--- BEGIN Input for this task ---

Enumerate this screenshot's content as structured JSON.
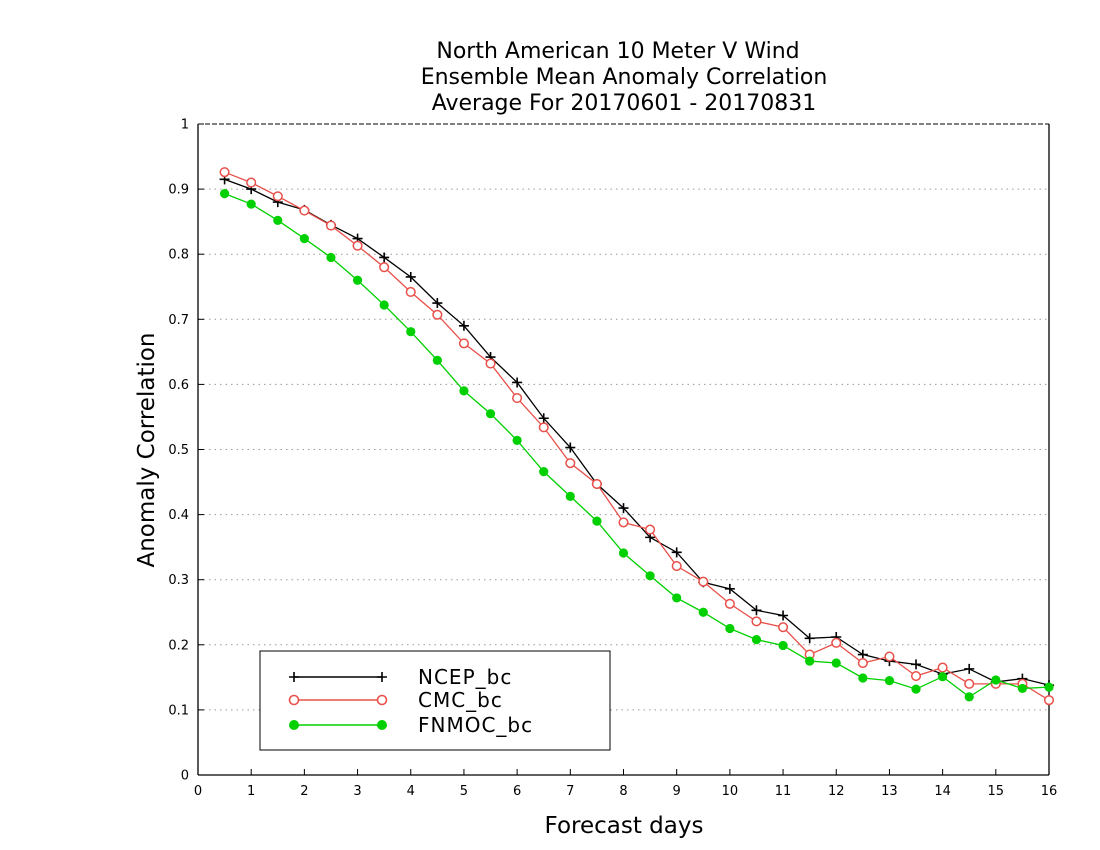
{
  "chart_data": {
    "type": "line",
    "title_lines": [
      "North American 10 Meter V Wind",
      "Ensemble Mean Anomaly Correlation",
      "Average For 20170601 - 20170831"
    ],
    "xlabel": "Forecast days",
    "ylabel": "Anomaly Correlation",
    "xlim": [
      0,
      16
    ],
    "ylim": [
      0,
      1
    ],
    "x_ticks": [
      "0",
      "1",
      "2",
      "3",
      "4",
      "5",
      "6",
      "7",
      "8",
      "9",
      "10",
      "11",
      "12",
      "13",
      "14",
      "15",
      "16"
    ],
    "y_ticks": [
      "0",
      "0.1",
      "0.2",
      "0.3",
      "0.4",
      "0.5",
      "0.6",
      "0.7",
      "0.8",
      "0.9",
      "1"
    ],
    "grid": "horizontal dotted",
    "legend_position": "bottom-left",
    "x": [
      0.5,
      1,
      1.5,
      2,
      2.5,
      3,
      3.5,
      4,
      4.5,
      5,
      5.5,
      6,
      6.5,
      7,
      7.5,
      8,
      8.5,
      9,
      9.5,
      10,
      10.5,
      11,
      11.5,
      12,
      12.5,
      13,
      13.5,
      14,
      14.5,
      15,
      15.5,
      16
    ],
    "series": [
      {
        "name": "NCEP_bc",
        "color": "#000000",
        "marker": "plus",
        "values": [
          0.915,
          0.9,
          0.88,
          0.868,
          0.845,
          0.824,
          0.795,
          0.765,
          0.725,
          0.69,
          0.642,
          0.603,
          0.548,
          0.503,
          0.447,
          0.41,
          0.365,
          0.342,
          0.296,
          0.286,
          0.253,
          0.245,
          0.21,
          0.212,
          0.185,
          0.175,
          0.17,
          0.155,
          0.163,
          0.143,
          0.148,
          0.138
        ]
      },
      {
        "name": "CMC_bc",
        "color": "#e8504a",
        "marker": "open-circle",
        "values": [
          0.926,
          0.91,
          0.889,
          0.867,
          0.844,
          0.813,
          0.78,
          0.742,
          0.707,
          0.663,
          0.632,
          0.579,
          0.534,
          0.479,
          0.447,
          0.388,
          0.377,
          0.321,
          0.297,
          0.263,
          0.236,
          0.227,
          0.185,
          0.203,
          0.172,
          0.182,
          0.152,
          0.165,
          0.14,
          0.14,
          0.14,
          0.115
        ]
      },
      {
        "name": "FNMOC_bc",
        "color": "#00d000",
        "marker": "filled-circle",
        "values": [
          0.893,
          0.877,
          0.852,
          0.824,
          0.795,
          0.76,
          0.722,
          0.681,
          0.637,
          0.59,
          0.555,
          0.514,
          0.466,
          0.428,
          0.39,
          0.341,
          0.306,
          0.272,
          0.25,
          0.225,
          0.208,
          0.199,
          0.175,
          0.172,
          0.149,
          0.145,
          0.132,
          0.151,
          0.12,
          0.146,
          0.133,
          0.135
        ]
      }
    ]
  }
}
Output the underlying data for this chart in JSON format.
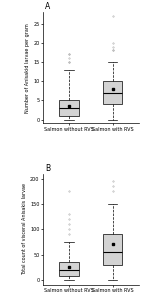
{
  "panel_A": {
    "title": "A",
    "ylabel": "Number of Anisakid larvae per gram",
    "ylim": [
      -1,
      28
    ],
    "yticks": [
      0,
      5,
      10,
      15,
      20,
      25
    ],
    "groups": [
      "Salmon without RVS",
      "Salmon with RVS"
    ],
    "box_stats": [
      {
        "med": 3,
        "q1": 1,
        "q3": 5,
        "whislo": 0,
        "whishi": 13,
        "mean": 3.5,
        "fliers": [
          15,
          15,
          16,
          17,
          17
        ]
      },
      {
        "med": 7,
        "q1": 4,
        "q3": 10,
        "whislo": 0,
        "whishi": 15,
        "mean": 8,
        "fliers": [
          18,
          18,
          19,
          20,
          27
        ]
      }
    ]
  },
  "panel_B": {
    "title": "B",
    "ylabel": "Total count of visceral Anisakis larvae",
    "ylim": [
      -10,
      210
    ],
    "yticks": [
      0,
      50,
      100,
      150,
      200
    ],
    "groups": [
      "Salmon without RVS",
      "Salmon with RVS"
    ],
    "box_stats": [
      {
        "med": 20,
        "q1": 8,
        "q3": 35,
        "whislo": 0,
        "whishi": 75,
        "mean": 25,
        "fliers": [
          90,
          100,
          110,
          120,
          130,
          175
        ]
      },
      {
        "med": 55,
        "q1": 30,
        "q3": 90,
        "whislo": 0,
        "whishi": 150,
        "mean": 70,
        "fliers": [
          175,
          185,
          195
        ]
      }
    ]
  },
  "box_color": "#d3d3d3",
  "box_edgecolor": "#000000",
  "flier_color": "#aaaaaa",
  "mean_color": "#000000",
  "background_color": "#ffffff",
  "fontsize_ylabel": 3.5,
  "fontsize_tick": 3.5,
  "fontsize_title": 5.5,
  "fontsize_xticklabel": 3.5
}
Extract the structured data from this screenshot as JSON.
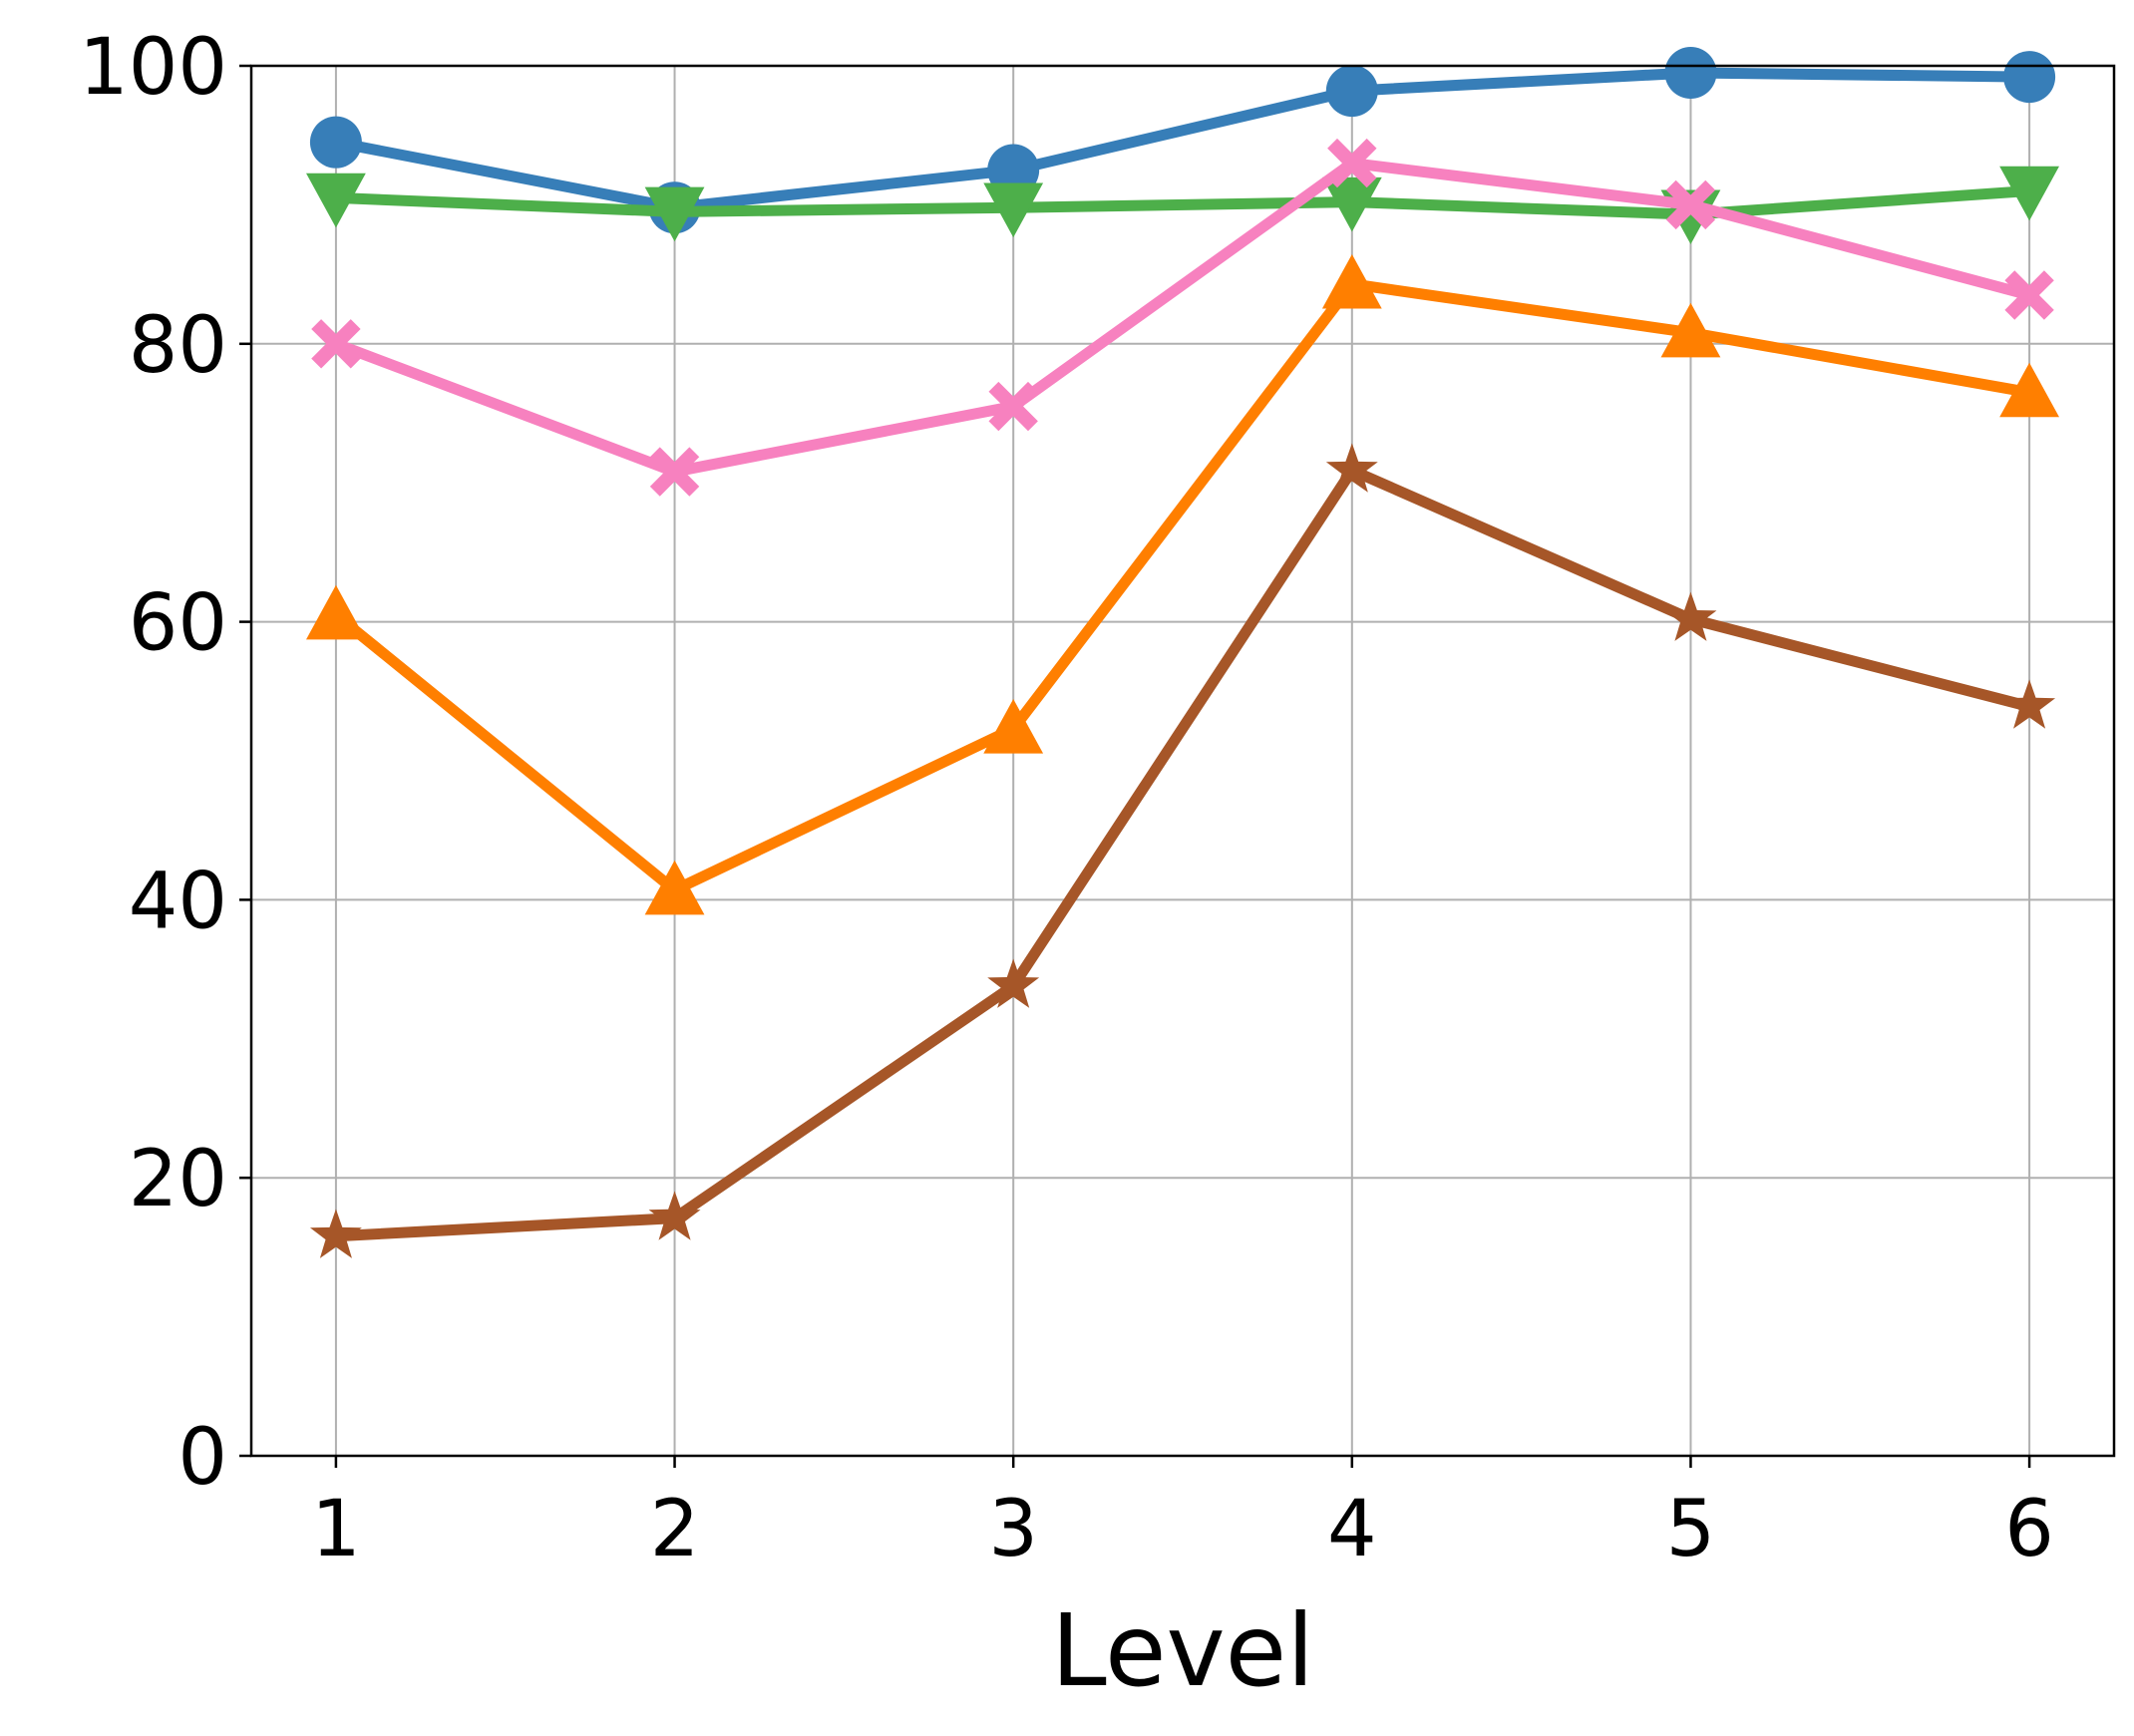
{
  "chart_data": {
    "type": "line",
    "xlabel": "Level",
    "ylabel": "",
    "x": [
      1,
      2,
      3,
      4,
      5,
      6
    ],
    "xticks": [
      "1",
      "2",
      "3",
      "4",
      "5",
      "6"
    ],
    "yticks": [
      "0",
      "20",
      "40",
      "60",
      "80",
      "100"
    ],
    "ylim": [
      0,
      100
    ],
    "xlim": [
      0.75,
      6.25
    ],
    "grid": true,
    "legend": "none",
    "series": [
      {
        "color": "#377eb8",
        "marker": "circle",
        "values": [
          94.5,
          89.8,
          92.5,
          98.2,
          99.5,
          99.2
        ]
      },
      {
        "color": "#4daf4a",
        "marker": "triangle-down",
        "values": [
          90.5,
          89.5,
          89.8,
          90.2,
          89.3,
          91.0
        ]
      },
      {
        "color": "#f781bf",
        "marker": "x",
        "values": [
          80.0,
          70.8,
          75.5,
          93.0,
          90.0,
          83.5
        ]
      },
      {
        "color": "#ff7f00",
        "marker": "triangle-up",
        "values": [
          60.5,
          40.7,
          52.3,
          84.3,
          80.8,
          76.5
        ]
      },
      {
        "color": "#a65628",
        "marker": "star",
        "values": [
          15.8,
          17.1,
          33.8,
          70.9,
          60.2,
          53.9
        ]
      }
    ]
  }
}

--- END Input for this task ---

Directions – Extract all the data above exactly, excluding every picture.

The response –
Enumerate this screenshot's content as structured JSON.
{
  "chart_data": {
    "type": "line",
    "title_lines": [
      "North American 10 Meter V Wind",
      "Ensemble Mean Anomaly Correlation",
      "Average For 20170601 - 20170831"
    ],
    "xlabel": "Forecast days",
    "ylabel": "Anomaly Correlation",
    "xlim": [
      0,
      16
    ],
    "ylim": [
      0,
      1
    ],
    "x_ticks": [
      "0",
      "1",
      "2",
      "3",
      "4",
      "5",
      "6",
      "7",
      "8",
      "9",
      "10",
      "11",
      "12",
      "13",
      "14",
      "15",
      "16"
    ],
    "y_ticks": [
      "0",
      "0.1",
      "0.2",
      "0.3",
      "0.4",
      "0.5",
      "0.6",
      "0.7",
      "0.8",
      "0.9",
      "1"
    ],
    "grid": "horizontal dotted",
    "legend_position": "bottom-left",
    "x": [
      0.5,
      1,
      1.5,
      2,
      2.5,
      3,
      3.5,
      4,
      4.5,
      5,
      5.5,
      6,
      6.5,
      7,
      7.5,
      8,
      8.5,
      9,
      9.5,
      10,
      10.5,
      11,
      11.5,
      12,
      12.5,
      13,
      13.5,
      14,
      14.5,
      15,
      15.5,
      16
    ],
    "series": [
      {
        "name": "NCEP_bc",
        "color": "#000000",
        "marker": "plus",
        "values": [
          0.915,
          0.9,
          0.88,
          0.868,
          0.845,
          0.824,
          0.795,
          0.765,
          0.725,
          0.69,
          0.642,
          0.603,
          0.548,
          0.503,
          0.447,
          0.41,
          0.365,
          0.342,
          0.296,
          0.286,
          0.253,
          0.245,
          0.21,
          0.212,
          0.185,
          0.175,
          0.17,
          0.155,
          0.163,
          0.143,
          0.148,
          0.138
        ]
      },
      {
        "name": "CMC_bc",
        "color": "#e8504a",
        "marker": "open-circle",
        "values": [
          0.926,
          0.91,
          0.889,
          0.867,
          0.844,
          0.813,
          0.78,
          0.742,
          0.707,
          0.663,
          0.632,
          0.579,
          0.534,
          0.479,
          0.447,
          0.388,
          0.377,
          0.321,
          0.297,
          0.263,
          0.236,
          0.227,
          0.185,
          0.203,
          0.172,
          0.182,
          0.152,
          0.165,
          0.14,
          0.14,
          0.14,
          0.115
        ]
      },
      {
        "name": "FNMOC_bc",
        "color": "#00d000",
        "marker": "filled-circle",
        "values": [
          0.893,
          0.877,
          0.852,
          0.824,
          0.795,
          0.76,
          0.722,
          0.681,
          0.637,
          0.59,
          0.555,
          0.514,
          0.466,
          0.428,
          0.39,
          0.341,
          0.306,
          0.272,
          0.25,
          0.225,
          0.208,
          0.199,
          0.175,
          0.172,
          0.149,
          0.145,
          0.132,
          0.151,
          0.12,
          0.146,
          0.133,
          0.135
        ]
      }
    ]
  }
}
Output the underlying data for this chart in JSON format.
{
  "panel_A": {
    "title": "A",
    "ylabel": "Number of Anisakid larvae per gram",
    "ylim": [
      -1,
      28
    ],
    "yticks": [
      0,
      5,
      10,
      15,
      20,
      25
    ],
    "groups": [
      "Salmon without RVS",
      "Salmon with RVS"
    ],
    "box_stats": [
      {
        "med": 3,
        "q1": 1,
        "q3": 5,
        "whislo": 0,
        "whishi": 13,
        "mean": 3.5,
        "fliers": [
          15,
          15,
          16,
          17,
          17
        ]
      },
      {
        "med": 7,
        "q1": 4,
        "q3": 10,
        "whislo": 0,
        "whishi": 15,
        "mean": 8,
        "fliers": [
          18,
          18,
          19,
          20,
          27
        ]
      }
    ]
  },
  "panel_B": {
    "title": "B",
    "ylabel": "Total count of visceral Anisakis larvae",
    "ylim": [
      -10,
      210
    ],
    "yticks": [
      0,
      50,
      100,
      150,
      200
    ],
    "groups": [
      "Salmon without RVS",
      "Salmon with RVS"
    ],
    "box_stats": [
      {
        "med": 20,
        "q1": 8,
        "q3": 35,
        "whislo": 0,
        "whishi": 75,
        "mean": 25,
        "fliers": [
          90,
          100,
          110,
          120,
          130,
          175
        ]
      },
      {
        "med": 55,
        "q1": 30,
        "q3": 90,
        "whislo": 0,
        "whishi": 150,
        "mean": 70,
        "fliers": [
          175,
          185,
          195
        ]
      }
    ]
  },
  "box_color": "#d3d3d3",
  "box_edgecolor": "#000000",
  "flier_color": "#aaaaaa",
  "mean_color": "#000000",
  "background_color": "#ffffff",
  "fontsize_ylabel": 3.5,
  "fontsize_tick": 3.5,
  "fontsize_title": 5.5,
  "fontsize_xticklabel": 3.5
}
Extract the structured data from this screenshot as JSON.
{
  "chart_data": {
    "type": "line",
    "xlabel": "Level",
    "ylabel": "",
    "x": [
      1,
      2,
      3,
      4,
      5,
      6
    ],
    "xticks": [
      "1",
      "2",
      "3",
      "4",
      "5",
      "6"
    ],
    "yticks": [
      "0",
      "20",
      "40",
      "60",
      "80",
      "100"
    ],
    "ylim": [
      0,
      100
    ],
    "xlim": [
      0.75,
      6.25
    ],
    "grid": true,
    "legend": "none",
    "series": [
      {
        "color": "#377eb8",
        "marker": "circle",
        "values": [
          94.5,
          89.8,
          92.5,
          98.2,
          99.5,
          99.2
        ]
      },
      {
        "color": "#4daf4a",
        "marker": "triangle-down",
        "values": [
          90.5,
          89.5,
          89.8,
          90.2,
          89.3,
          91.0
        ]
      },
      {
        "color": "#f781bf",
        "marker": "x",
        "values": [
          80.0,
          70.8,
          75.5,
          93.0,
          90.0,
          83.5
        ]
      },
      {
        "color": "#ff7f00",
        "marker": "triangle-up",
        "values": [
          60.5,
          40.7,
          52.3,
          84.3,
          80.8,
          76.5
        ]
      },
      {
        "color": "#a65628",
        "marker": "star",
        "values": [
          15.8,
          17.1,
          33.8,
          70.9,
          60.2,
          53.9
        ]
      }
    ]
  }
}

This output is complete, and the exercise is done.